* What you have to do: Answer with a single number: how many lines in the listing below include "National"?

(Data records)
>>>

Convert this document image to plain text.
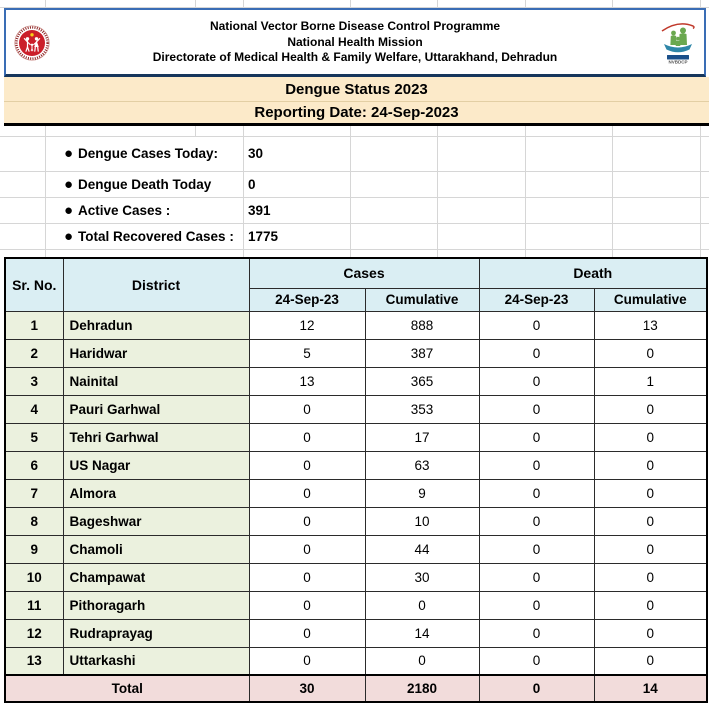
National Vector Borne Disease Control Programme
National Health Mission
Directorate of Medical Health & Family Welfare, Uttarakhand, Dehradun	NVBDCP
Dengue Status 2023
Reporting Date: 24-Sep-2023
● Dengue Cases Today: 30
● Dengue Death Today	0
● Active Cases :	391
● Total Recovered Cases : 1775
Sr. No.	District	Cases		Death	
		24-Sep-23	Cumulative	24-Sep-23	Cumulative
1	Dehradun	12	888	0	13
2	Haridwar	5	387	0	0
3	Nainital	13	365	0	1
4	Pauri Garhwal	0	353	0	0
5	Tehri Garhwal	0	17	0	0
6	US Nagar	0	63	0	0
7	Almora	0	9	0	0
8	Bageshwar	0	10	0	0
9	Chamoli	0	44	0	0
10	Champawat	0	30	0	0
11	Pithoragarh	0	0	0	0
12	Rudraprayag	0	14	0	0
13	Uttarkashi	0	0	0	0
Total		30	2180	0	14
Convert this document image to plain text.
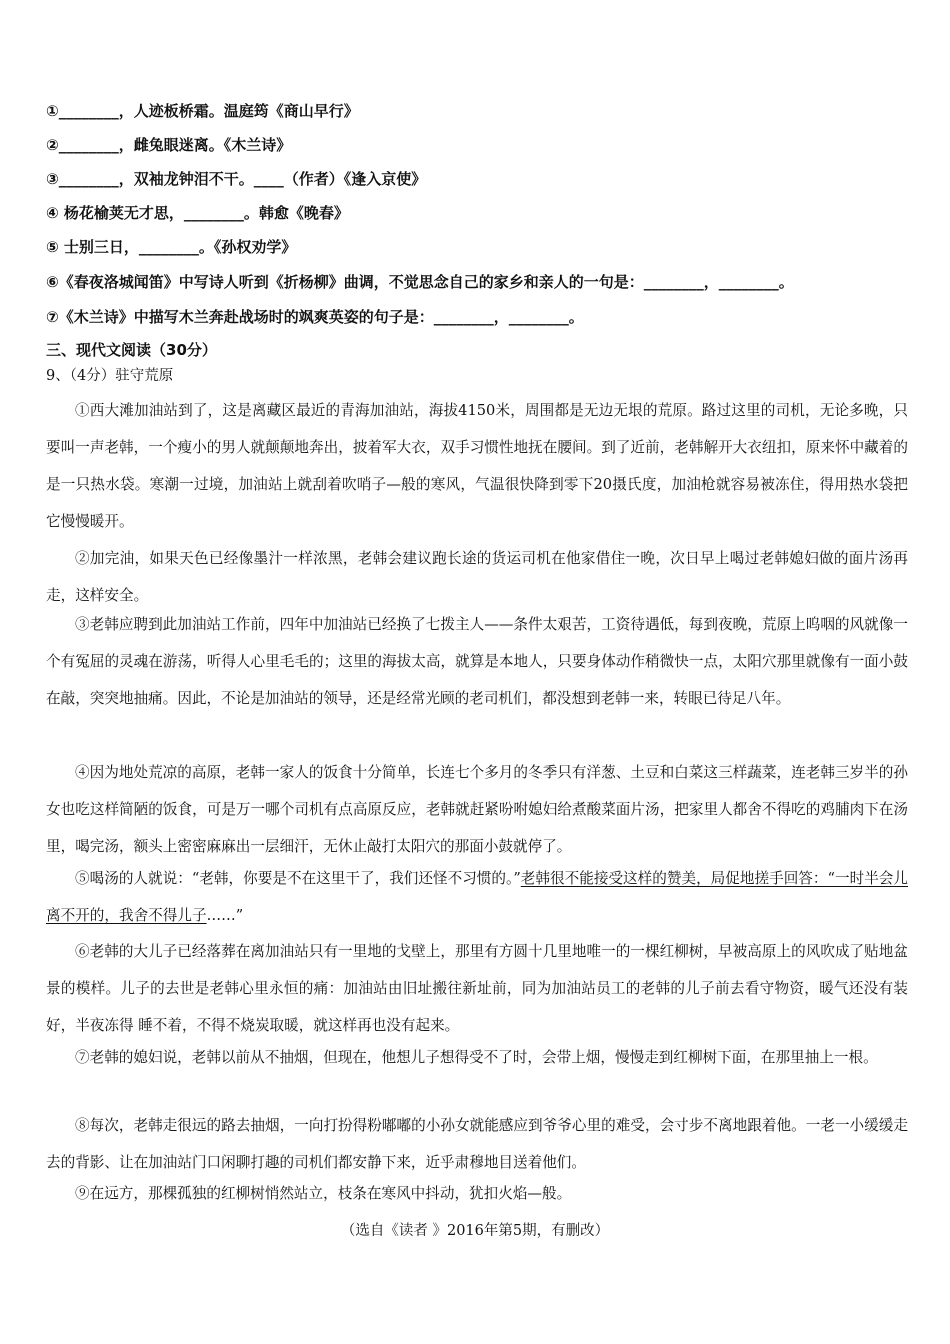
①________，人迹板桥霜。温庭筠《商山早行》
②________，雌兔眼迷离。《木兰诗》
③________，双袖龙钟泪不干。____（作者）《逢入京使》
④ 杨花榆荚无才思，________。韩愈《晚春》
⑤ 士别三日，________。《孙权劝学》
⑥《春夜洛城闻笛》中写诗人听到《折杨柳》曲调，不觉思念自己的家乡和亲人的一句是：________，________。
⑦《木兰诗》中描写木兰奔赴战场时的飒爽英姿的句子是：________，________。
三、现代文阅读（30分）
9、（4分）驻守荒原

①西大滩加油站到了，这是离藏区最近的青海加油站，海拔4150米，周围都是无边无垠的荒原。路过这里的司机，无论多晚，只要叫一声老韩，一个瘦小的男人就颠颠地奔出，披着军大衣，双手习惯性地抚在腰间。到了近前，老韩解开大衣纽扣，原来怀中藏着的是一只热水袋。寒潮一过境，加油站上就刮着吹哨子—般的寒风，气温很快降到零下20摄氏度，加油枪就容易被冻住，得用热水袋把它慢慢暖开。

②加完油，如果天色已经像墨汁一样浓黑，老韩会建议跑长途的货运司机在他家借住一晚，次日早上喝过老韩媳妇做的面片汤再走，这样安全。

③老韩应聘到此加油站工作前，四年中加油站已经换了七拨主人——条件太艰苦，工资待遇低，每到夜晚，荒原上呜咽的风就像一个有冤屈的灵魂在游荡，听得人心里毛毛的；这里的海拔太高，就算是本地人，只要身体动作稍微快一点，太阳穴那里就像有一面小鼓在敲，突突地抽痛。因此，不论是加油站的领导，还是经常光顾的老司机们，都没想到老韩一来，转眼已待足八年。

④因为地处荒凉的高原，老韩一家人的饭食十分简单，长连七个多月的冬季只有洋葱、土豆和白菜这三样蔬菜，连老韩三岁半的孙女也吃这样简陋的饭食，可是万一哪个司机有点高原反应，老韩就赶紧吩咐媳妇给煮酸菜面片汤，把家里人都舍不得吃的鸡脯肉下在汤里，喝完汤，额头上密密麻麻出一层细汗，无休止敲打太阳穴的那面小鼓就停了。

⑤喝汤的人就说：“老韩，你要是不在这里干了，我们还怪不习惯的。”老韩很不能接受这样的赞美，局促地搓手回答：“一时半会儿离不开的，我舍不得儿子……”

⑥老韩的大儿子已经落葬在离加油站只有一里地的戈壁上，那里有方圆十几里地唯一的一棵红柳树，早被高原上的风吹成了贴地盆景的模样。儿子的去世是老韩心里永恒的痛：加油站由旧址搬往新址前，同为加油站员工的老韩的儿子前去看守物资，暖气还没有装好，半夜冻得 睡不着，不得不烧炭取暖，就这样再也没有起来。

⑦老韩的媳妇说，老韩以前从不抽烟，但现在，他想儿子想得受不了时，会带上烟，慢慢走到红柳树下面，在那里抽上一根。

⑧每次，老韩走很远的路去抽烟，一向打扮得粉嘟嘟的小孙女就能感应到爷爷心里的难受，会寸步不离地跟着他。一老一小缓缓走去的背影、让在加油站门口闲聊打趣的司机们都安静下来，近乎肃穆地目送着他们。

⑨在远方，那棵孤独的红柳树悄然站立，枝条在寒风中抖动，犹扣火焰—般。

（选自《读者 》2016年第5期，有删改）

<<<
>>>

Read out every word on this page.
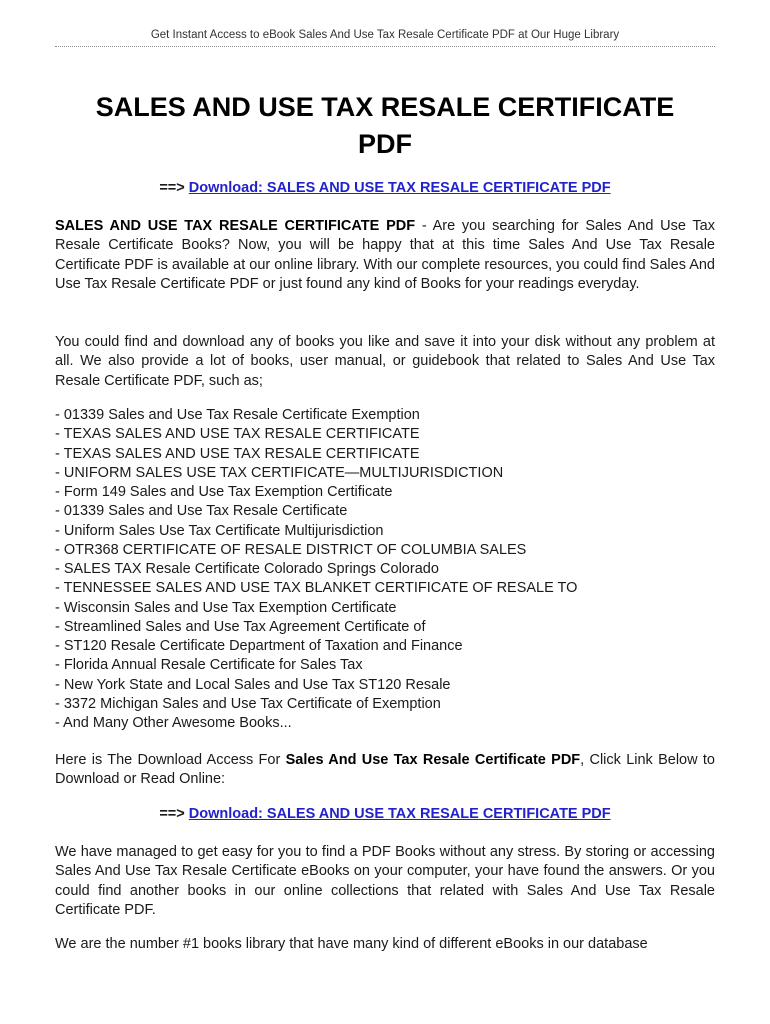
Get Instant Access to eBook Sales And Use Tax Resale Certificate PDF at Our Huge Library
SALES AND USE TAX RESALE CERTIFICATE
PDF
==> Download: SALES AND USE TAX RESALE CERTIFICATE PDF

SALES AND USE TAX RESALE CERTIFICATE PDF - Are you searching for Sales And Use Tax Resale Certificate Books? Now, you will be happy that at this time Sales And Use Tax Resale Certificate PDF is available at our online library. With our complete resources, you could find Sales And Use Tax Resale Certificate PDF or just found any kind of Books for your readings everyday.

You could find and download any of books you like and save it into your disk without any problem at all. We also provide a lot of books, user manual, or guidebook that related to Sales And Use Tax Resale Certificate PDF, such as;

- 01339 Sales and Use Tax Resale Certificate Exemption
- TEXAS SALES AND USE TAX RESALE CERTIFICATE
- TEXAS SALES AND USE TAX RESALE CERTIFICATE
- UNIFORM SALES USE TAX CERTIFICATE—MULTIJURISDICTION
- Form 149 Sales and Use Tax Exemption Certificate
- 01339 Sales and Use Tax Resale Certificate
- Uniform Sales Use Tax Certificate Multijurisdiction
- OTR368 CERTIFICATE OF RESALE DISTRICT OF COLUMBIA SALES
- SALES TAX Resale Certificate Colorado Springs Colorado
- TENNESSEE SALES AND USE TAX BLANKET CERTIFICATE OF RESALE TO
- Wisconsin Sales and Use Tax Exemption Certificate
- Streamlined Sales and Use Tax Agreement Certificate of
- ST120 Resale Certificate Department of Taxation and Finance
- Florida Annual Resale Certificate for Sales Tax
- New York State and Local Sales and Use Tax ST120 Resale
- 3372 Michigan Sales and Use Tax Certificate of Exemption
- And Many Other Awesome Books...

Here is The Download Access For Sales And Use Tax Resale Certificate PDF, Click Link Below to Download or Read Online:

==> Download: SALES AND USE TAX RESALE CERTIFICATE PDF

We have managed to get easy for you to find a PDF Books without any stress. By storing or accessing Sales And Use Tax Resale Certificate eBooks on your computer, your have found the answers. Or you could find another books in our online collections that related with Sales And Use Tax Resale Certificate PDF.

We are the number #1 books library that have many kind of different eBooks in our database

<<<

* In response: 2